══ Extracted material ══

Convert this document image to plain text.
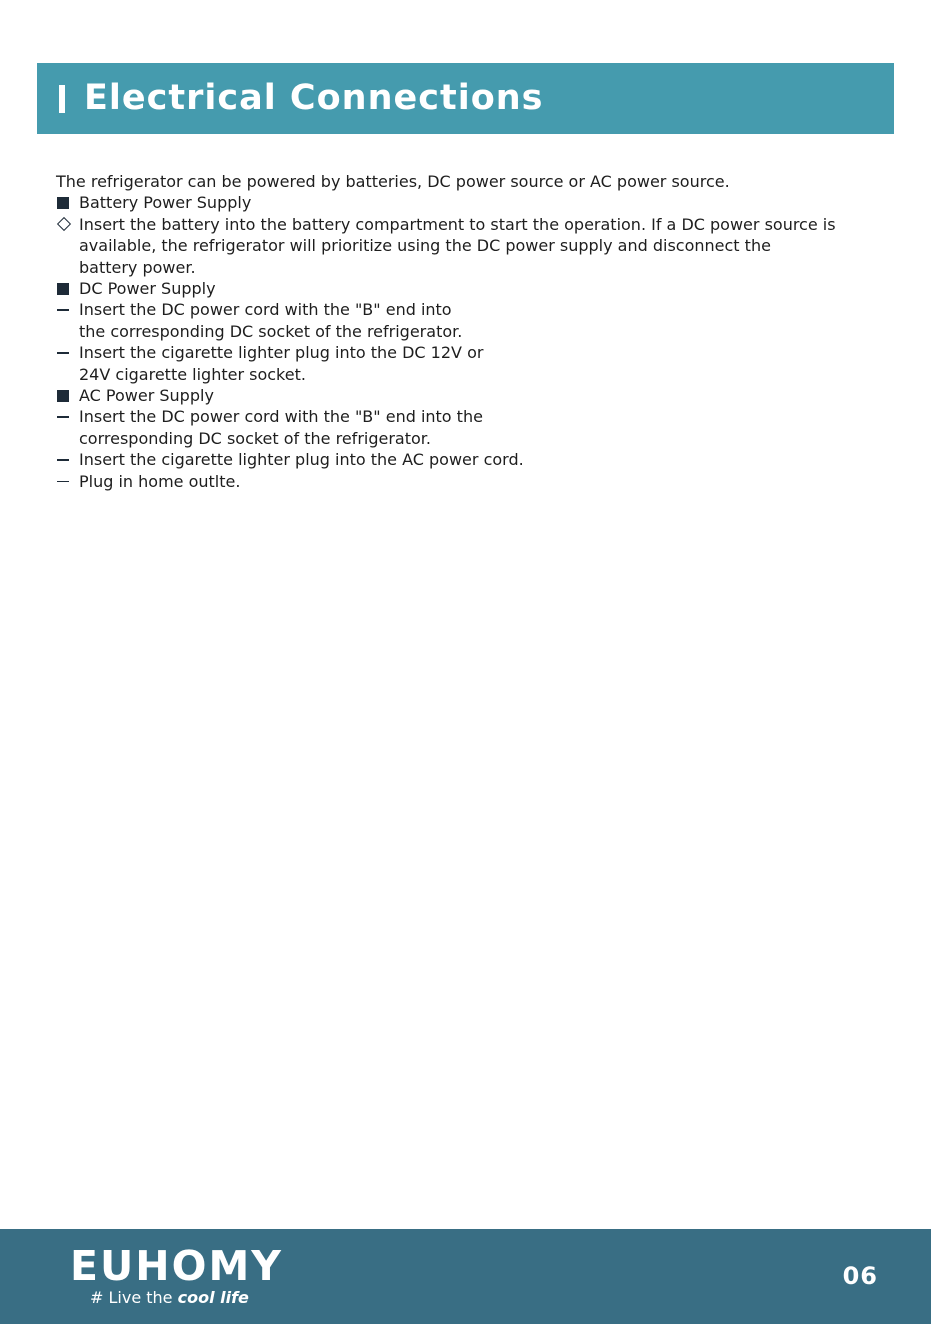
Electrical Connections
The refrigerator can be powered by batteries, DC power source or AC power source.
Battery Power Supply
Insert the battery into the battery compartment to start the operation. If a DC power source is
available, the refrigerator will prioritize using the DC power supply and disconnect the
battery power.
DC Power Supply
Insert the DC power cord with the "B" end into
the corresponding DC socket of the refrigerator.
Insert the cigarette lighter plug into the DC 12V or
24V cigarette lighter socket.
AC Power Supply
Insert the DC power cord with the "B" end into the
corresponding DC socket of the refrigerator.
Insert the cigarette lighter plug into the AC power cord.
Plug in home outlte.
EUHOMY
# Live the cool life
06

═══
══ Extracted material ══

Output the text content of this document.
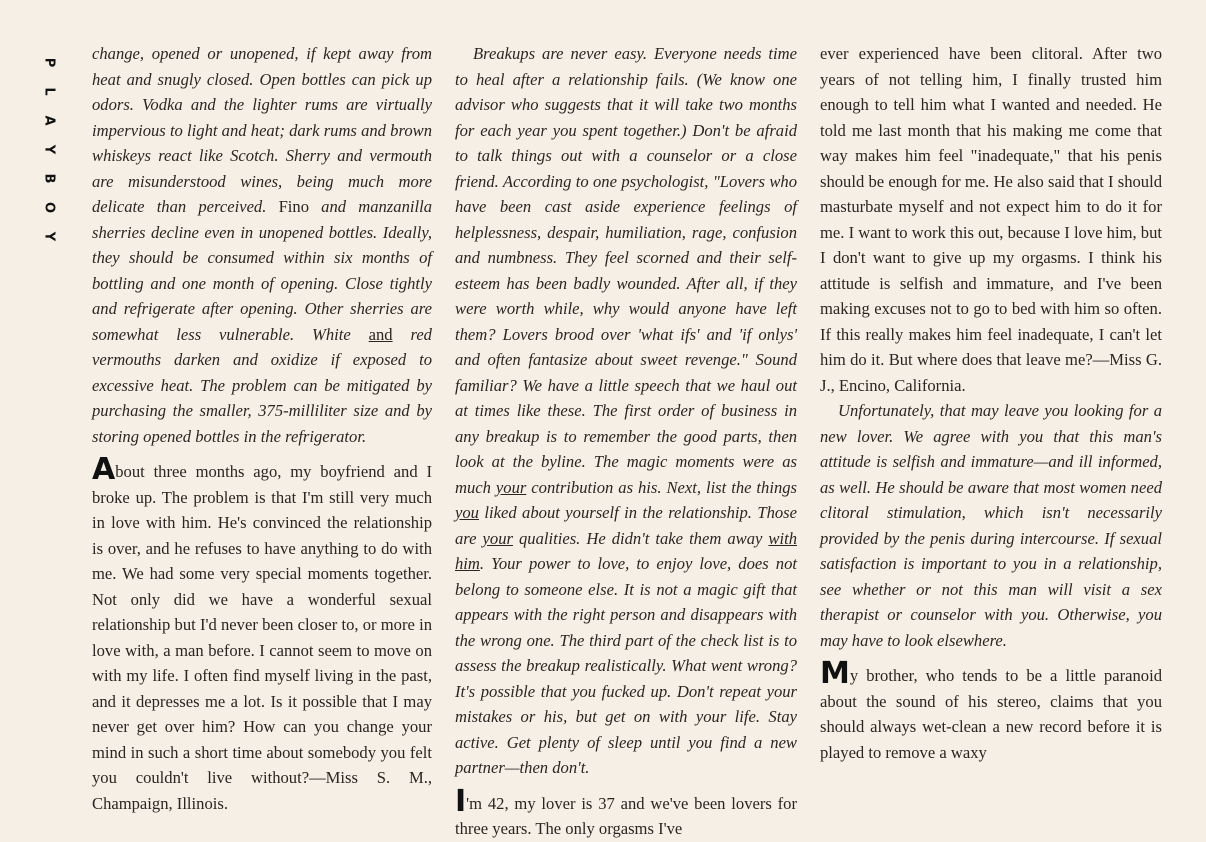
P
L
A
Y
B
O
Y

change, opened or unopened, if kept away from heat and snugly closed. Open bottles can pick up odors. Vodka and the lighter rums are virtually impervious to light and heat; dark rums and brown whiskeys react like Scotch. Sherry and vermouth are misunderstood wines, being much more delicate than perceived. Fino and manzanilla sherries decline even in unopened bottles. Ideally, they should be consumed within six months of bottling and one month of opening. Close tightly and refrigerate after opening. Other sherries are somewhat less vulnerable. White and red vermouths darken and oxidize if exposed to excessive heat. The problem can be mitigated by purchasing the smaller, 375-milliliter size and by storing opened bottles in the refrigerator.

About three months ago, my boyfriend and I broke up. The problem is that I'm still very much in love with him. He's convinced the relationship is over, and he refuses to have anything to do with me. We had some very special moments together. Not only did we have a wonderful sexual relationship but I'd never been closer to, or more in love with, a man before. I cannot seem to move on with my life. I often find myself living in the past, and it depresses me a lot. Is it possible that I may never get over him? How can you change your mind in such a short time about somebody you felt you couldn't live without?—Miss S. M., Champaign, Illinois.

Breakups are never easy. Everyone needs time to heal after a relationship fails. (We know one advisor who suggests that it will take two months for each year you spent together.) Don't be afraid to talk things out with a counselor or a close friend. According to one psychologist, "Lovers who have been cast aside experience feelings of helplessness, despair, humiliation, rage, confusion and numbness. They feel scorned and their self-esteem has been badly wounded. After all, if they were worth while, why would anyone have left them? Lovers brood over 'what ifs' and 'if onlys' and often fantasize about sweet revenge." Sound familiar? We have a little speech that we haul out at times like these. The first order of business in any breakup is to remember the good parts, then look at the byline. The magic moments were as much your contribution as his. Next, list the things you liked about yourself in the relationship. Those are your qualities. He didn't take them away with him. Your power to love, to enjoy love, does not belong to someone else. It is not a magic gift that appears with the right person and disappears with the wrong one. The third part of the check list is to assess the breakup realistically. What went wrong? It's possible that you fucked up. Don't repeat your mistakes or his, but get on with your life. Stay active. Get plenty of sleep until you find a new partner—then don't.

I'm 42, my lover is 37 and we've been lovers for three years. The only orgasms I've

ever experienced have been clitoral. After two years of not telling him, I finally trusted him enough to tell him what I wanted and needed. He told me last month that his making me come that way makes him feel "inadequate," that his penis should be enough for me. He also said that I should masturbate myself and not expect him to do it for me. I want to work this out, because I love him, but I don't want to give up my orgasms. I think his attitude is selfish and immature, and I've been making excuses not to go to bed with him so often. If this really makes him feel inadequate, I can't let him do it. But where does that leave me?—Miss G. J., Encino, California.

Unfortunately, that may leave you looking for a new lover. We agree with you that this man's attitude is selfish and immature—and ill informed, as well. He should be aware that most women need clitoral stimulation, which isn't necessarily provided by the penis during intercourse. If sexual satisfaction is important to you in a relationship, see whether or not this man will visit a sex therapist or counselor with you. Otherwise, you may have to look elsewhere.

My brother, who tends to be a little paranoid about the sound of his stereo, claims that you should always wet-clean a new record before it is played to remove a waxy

═══

To do: Identify every line above with the string "more" in it. Copy those lines.

Exercise answer:
change, opened or unopened, if kept away from heat and snugly closed. Open bottles can pick up odors. Vodka and the lighter rums are virtually impervious to light and heat; dark rums and brown whiskeys react like Scotch. Sherry and vermouth are misunderstood wines, being much more delicate than perceived. Fino and manzanilla sherries decline even in unopened bottles. Ideally, they should be consumed within six months of bottling and one month of opening. Close tightly and refrigerate after opening. Other sherries are somewhat less vulnerable. White and red vermouths darken and oxidize if exposed to excessive heat. The problem can be mitigated by purchasing the smaller, 375-milliliter size and by storing opened bottles in the refrigerator.
About three months ago, my boyfriend and I broke up. The problem is that I'm still very much in love with him. He's convinced the relationship is over, and he refuses to have anything to do with me. We had some very special moments together. Not only did we have a wonderful sexual relationship but I'd never been closer to, or more in love with, a man before. I cannot seem to move on with my life. I often find myself living in the past, and it depresses me a lot. Is it possible that I may never get over him? How can you change your mind in such a short time about somebody you felt you couldn't live without?—Miss S. M., Champaign, Illinois.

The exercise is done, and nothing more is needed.